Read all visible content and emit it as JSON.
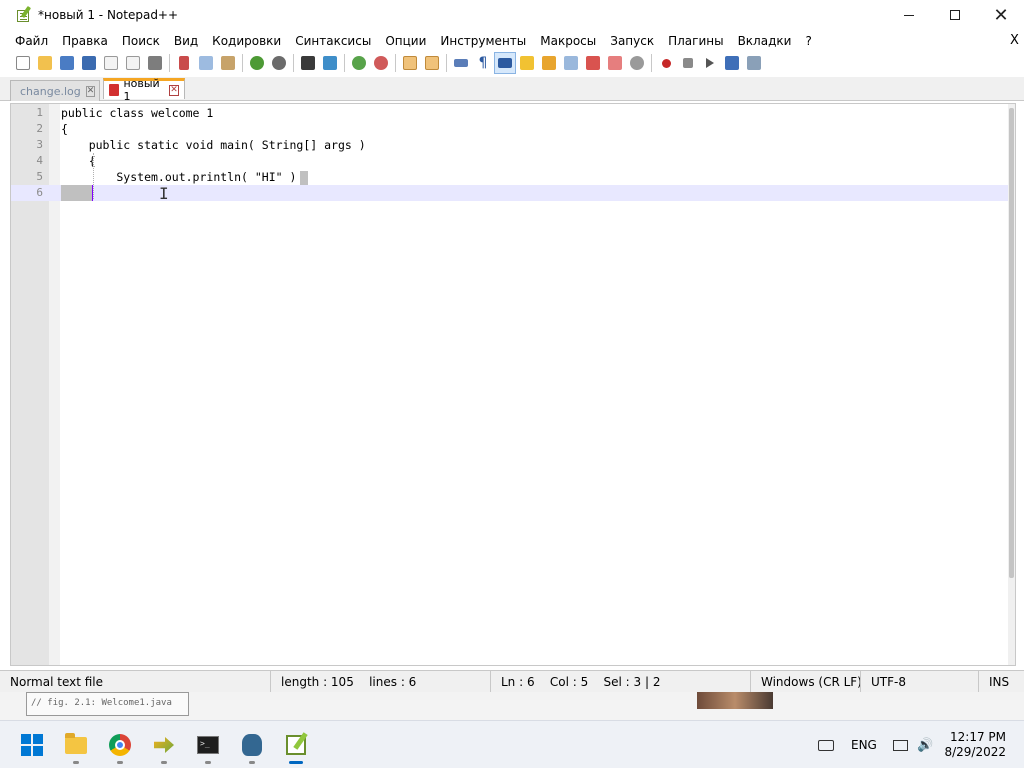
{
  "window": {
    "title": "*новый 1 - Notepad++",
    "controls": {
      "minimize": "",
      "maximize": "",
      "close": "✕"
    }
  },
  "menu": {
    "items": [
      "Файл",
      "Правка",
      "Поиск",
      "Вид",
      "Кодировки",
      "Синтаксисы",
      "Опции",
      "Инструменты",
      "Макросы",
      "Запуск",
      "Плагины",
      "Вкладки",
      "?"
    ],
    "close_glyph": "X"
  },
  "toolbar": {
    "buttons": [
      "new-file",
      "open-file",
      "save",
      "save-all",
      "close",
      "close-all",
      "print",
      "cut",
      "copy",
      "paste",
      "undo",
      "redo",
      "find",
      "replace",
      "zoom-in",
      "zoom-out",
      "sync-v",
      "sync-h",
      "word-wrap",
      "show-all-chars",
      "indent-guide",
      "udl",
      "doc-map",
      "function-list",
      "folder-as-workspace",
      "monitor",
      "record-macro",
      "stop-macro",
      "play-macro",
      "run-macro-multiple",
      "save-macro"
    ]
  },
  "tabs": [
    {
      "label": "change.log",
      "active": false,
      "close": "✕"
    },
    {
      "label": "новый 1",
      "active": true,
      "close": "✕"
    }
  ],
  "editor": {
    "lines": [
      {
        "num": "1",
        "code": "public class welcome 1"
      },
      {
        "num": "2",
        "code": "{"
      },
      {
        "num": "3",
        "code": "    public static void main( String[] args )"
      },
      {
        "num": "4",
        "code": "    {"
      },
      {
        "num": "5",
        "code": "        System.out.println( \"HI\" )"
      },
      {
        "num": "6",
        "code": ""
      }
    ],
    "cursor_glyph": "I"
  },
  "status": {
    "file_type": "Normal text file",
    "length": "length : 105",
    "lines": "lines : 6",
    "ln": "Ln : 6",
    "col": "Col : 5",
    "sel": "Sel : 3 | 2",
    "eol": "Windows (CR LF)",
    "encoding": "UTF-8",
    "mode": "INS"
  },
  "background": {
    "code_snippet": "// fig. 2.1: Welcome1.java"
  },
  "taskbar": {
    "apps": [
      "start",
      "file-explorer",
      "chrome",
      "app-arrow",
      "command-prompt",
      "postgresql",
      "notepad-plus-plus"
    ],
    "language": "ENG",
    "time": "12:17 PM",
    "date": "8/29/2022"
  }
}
———
*STATED EXERCISE*
Your task is to repeat the data above exactly while excluding the pictures.

*EXERCISE RESULT*
Read all visible content and emit it as JSON.
{
  "window": {
    "title": "*новый 1 - Notepad++",
    "controls": {
      "minimize": "",
      "maximize": "",
      "close": "✕"
    }
  },
  "menu": {
    "items": [
      "Файл",
      "Правка",
      "Поиск",
      "Вид",
      "Кодировки",
      "Синтаксисы",
      "Опции",
      "Инструменты",
      "Макросы",
      "Запуск",
      "Плагины",
      "Вкладки",
      "?"
    ],
    "close_glyph": "X"
  },
  "toolbar": {
    "buttons": [
      "new-file",
      "open-file",
      "save",
      "save-all",
      "close",
      "close-all",
      "print",
      "cut",
      "copy",
      "paste",
      "undo",
      "redo",
      "find",
      "replace",
      "zoom-in",
      "zoom-out",
      "sync-v",
      "sync-h",
      "word-wrap",
      "show-all-chars",
      "indent-guide",
      "udl",
      "doc-map",
      "function-list",
      "folder-as-workspace",
      "monitor",
      "record-macro",
      "stop-macro",
      "play-macro",
      "run-macro-multiple",
      "save-macro"
    ]
  },
  "tabs": [
    {
      "label": "change.log",
      "active": false,
      "close": "✕"
    },
    {
      "label": "новый 1",
      "active": true,
      "close": "✕"
    }
  ],
  "editor": {
    "lines": [
      {
        "num": "1",
        "code": "public class welcome 1"
      },
      {
        "num": "2",
        "code": "{"
      },
      {
        "num": "3",
        "code": "    public static void main( String[] args )"
      },
      {
        "num": "4",
        "code": "    {"
      },
      {
        "num": "5",
        "code": "        System.out.println( \"HI\" )"
      },
      {
        "num": "6",
        "code": ""
      }
    ],
    "cursor_glyph": "I"
  },
  "status": {
    "file_type": "Normal text file",
    "length": "length : 105",
    "lines": "lines : 6",
    "ln": "Ln : 6",
    "col": "Col : 5",
    "sel": "Sel : 3 | 2",
    "eol": "Windows (CR LF)",
    "encoding": "UTF-8",
    "mode": "INS"
  },
  "background": {
    "code_snippet": "// fig. 2.1: Welcome1.java"
  },
  "taskbar": {
    "apps": [
      "start",
      "file-explorer",
      "chrome",
      "app-arrow",
      "command-prompt",
      "postgresql",
      "notepad-plus-plus"
    ],
    "language": "ENG",
    "time": "12:17 PM",
    "date": "8/29/2022"
  }
}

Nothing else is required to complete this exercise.